*Problem requirements*: Return every line of the data below that includes the string "intervall".

*Material provided*:
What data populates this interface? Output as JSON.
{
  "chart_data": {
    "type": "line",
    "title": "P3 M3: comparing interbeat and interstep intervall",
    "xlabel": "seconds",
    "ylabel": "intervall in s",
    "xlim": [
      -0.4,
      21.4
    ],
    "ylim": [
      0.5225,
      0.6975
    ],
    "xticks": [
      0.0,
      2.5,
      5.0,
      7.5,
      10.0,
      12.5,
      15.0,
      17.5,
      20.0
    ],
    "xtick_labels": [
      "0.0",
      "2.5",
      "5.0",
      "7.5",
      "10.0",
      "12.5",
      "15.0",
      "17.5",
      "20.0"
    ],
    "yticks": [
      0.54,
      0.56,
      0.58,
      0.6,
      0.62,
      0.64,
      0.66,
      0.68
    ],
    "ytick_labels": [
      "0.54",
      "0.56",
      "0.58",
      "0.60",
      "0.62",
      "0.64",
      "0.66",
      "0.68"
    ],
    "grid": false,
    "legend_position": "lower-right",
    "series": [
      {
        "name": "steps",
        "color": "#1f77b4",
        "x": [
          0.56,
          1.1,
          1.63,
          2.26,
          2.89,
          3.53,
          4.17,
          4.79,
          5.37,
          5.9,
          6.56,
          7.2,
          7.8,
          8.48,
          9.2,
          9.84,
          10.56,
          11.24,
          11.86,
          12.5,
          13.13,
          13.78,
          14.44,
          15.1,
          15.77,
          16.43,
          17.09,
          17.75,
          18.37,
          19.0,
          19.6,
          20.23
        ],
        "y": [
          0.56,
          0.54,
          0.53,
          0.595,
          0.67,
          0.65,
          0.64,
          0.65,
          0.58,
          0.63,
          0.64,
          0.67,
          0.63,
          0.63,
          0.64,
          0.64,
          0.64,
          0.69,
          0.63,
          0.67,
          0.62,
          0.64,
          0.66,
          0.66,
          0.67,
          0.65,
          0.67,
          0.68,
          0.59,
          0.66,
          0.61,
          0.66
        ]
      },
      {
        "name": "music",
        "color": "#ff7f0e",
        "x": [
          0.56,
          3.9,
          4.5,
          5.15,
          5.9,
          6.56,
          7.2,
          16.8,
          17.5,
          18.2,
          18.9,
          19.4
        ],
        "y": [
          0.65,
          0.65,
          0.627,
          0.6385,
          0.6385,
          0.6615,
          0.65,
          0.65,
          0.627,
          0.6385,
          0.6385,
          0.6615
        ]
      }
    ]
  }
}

*The answer*:
    "title": "P3 M3: comparing interbeat and interstep intervall",
    "ylabel": "intervall in s",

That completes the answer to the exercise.